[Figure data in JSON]
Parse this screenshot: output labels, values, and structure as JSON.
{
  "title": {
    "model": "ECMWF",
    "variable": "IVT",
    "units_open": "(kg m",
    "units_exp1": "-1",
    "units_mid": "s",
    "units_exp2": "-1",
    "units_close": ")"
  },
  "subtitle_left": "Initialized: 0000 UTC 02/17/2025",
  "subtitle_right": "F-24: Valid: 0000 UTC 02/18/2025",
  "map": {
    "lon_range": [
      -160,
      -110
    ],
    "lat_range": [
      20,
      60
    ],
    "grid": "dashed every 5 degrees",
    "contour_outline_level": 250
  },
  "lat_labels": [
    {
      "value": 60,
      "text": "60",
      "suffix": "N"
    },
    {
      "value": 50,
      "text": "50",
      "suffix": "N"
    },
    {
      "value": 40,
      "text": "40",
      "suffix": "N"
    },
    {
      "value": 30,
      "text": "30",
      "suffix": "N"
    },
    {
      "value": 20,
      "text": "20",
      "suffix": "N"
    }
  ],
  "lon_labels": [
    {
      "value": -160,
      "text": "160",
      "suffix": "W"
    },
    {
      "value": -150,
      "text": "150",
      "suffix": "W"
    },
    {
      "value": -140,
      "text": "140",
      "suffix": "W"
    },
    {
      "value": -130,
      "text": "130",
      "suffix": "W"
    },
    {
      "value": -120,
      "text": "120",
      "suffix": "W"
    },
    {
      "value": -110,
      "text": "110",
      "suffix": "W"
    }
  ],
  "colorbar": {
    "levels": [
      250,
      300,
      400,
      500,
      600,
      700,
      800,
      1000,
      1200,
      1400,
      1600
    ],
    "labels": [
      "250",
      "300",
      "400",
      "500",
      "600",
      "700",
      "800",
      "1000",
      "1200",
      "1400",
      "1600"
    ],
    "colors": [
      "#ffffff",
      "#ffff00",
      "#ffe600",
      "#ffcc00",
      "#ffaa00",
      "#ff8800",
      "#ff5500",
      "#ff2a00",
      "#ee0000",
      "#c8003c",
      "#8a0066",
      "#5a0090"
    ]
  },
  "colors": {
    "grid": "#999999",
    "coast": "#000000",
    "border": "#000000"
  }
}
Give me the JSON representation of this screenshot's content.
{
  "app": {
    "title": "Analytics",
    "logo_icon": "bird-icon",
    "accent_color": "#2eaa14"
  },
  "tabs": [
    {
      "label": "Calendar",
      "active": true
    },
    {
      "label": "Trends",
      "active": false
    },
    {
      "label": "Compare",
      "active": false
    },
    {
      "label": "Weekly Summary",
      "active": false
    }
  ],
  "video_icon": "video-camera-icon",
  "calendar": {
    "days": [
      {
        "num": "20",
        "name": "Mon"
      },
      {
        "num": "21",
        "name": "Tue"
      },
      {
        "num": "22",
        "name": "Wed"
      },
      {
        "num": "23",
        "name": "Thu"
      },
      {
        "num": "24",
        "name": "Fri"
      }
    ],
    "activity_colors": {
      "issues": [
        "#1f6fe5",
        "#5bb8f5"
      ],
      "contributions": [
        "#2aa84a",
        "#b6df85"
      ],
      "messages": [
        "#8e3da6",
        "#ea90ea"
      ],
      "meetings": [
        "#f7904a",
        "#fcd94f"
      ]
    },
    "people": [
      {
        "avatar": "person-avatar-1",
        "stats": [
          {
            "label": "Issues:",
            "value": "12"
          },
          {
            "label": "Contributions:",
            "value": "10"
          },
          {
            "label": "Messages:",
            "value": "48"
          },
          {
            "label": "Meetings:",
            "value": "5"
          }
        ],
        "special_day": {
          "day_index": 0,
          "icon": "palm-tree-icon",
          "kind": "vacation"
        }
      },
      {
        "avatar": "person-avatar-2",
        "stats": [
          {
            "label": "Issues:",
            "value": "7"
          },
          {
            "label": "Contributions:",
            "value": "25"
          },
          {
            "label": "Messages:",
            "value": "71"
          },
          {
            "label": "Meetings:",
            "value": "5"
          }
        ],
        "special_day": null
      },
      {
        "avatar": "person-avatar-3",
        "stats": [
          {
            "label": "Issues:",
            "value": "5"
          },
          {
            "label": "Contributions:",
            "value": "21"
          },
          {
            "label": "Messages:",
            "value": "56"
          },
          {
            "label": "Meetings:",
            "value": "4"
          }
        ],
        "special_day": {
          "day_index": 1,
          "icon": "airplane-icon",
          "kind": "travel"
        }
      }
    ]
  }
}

* **WRITTEN PROBLEM**: Extract the full listing above without altering anything.

* **ANSWER TO THIS TASK**:
Parse this screenshot: output labels, values, and structure as JSON.
{
  "title": {
    "model": "ECMWF",
    "variable": "IVT",
    "units_open": "(kg m",
    "units_exp1": "-1",
    "units_mid": "s",
    "units_exp2": "-1",
    "units_close": ")"
  },
  "subtitle_left": "Initialized: 0000 UTC 02/17/2025",
  "subtitle_right": "F-24: Valid: 0000 UTC 02/18/2025",
  "map": {
    "lon_range": [
      -160,
      -110
    ],
    "lat_range": [
      20,
      60
    ],
    "grid": "dashed every 5 degrees",
    "contour_outline_level": 250
  },
  "lat_labels": [
    {
      "value": 60,
      "text": "60",
      "suffix": "N"
    },
    {
      "value": 50,
      "text": "50",
      "suffix": "N"
    },
    {
      "value": 40,
      "text": "40",
      "suffix": "N"
    },
    {
      "value": 30,
      "text": "30",
      "suffix": "N"
    },
    {
      "value": 20,
      "text": "20",
      "suffix": "N"
    }
  ],
  "lon_labels": [
    {
      "value": -160,
      "text": "160",
      "suffix": "W"
    },
    {
      "value": -150,
      "text": "150",
      "suffix": "W"
    },
    {
      "value": -140,
      "text": "140",
      "suffix": "W"
    },
    {
      "value": -130,
      "text": "130",
      "suffix": "W"
    },
    {
      "value": -120,
      "text": "120",
      "suffix": "W"
    },
    {
      "value": -110,
      "text": "110",
      "suffix": "W"
    }
  ],
  "colorbar": {
    "levels": [
      250,
      300,
      400,
      500,
      600,
      700,
      800,
      1000,
      1200,
      1400,
      1600
    ],
    "labels": [
      "250",
      "300",
      "400",
      "500",
      "600",
      "700",
      "800",
      "1000",
      "1200",
      "1400",
      "1600"
    ],
    "colors": [
      "#ffffff",
      "#ffff00",
      "#ffe600",
      "#ffcc00",
      "#ffaa00",
      "#ff8800",
      "#ff5500",
      "#ff2a00",
      "#ee0000",
      "#c8003c",
      "#8a0066",
      "#5a0090"
    ]
  },
  "colors": {
    "grid": "#999999",
    "coast": "#000000",
    "border": "#000000"
  }
}
Give me the JSON representation of this screenshot's content.
{
  "app": {
    "title": "Analytics",
    "logo_icon": "bird-icon",
    "accent_color": "#2eaa14"
  },
  "tabs": [
    {
      "label": "Calendar",
      "active": true
    },
    {
      "label": "Trends",
      "active": false
    },
    {
      "label": "Compare",
      "active": false
    },
    {
      "label": "Weekly Summary",
      "active": false
    }
  ],
  "video_icon": "video-camera-icon",
  "calendar": {
    "days": [
      {
        "num": "20",
        "name": "Mon"
      },
      {
        "num": "21",
        "name": "Tue"
      },
      {
        "num": "22",
        "name": "Wed"
      },
      {
        "num": "23",
        "name": "Thu"
      },
      {
        "num": "24",
        "name": "Fri"
      }
    ],
    "activity_colors": {
      "issues": [
        "#1f6fe5",
        "#5bb8f5"
      ],
      "contributions": [
        "#2aa84a",
        "#b6df85"
      ],
      "messages": [
        "#8e3da6",
        "#ea90ea"
      ],
      "meetings": [
        "#f7904a",
        "#fcd94f"
      ]
    },
    "people": [
      {
        "avatar": "person-avatar-1",
        "stats": [
          {
            "label": "Issues:",
            "value": "12"
          },
          {
            "label": "Contributions:",
            "value": "10"
          },
          {
            "label": "Messages:",
            "value": "48"
          },
          {
            "label": "Meetings:",
            "value": "5"
          }
        ],
        "special_day": {
          "day_index": 0,
          "icon": "palm-tree-icon",
          "kind": "vacation"
        }
      },
      {
        "avatar": "person-avatar-2",
        "stats": [
          {
            "label": "Issues:",
            "value": "7"
          },
          {
            "label": "Contributions:",
            "value": "25"
          },
          {
            "label": "Messages:",
            "value": "71"
          },
          {
            "label": "Meetings:",
            "value": "5"
          }
        ],
        "special_day": null
      },
      {
        "avatar": "person-avatar-3",
        "stats": [
          {
            "label": "Issues:",
            "value": "5"
          },
          {
            "label": "Contributions:",
            "value": "21"
          },
          {
            "label": "Messages:",
            "value": "56"
          },
          {
            "label": "Meetings:",
            "value": "4"
          }
        ],
        "special_day": {
          "day_index": 1,
          "icon": "airplane-icon",
          "kind": "travel"
        }
      }
    ]
  }
}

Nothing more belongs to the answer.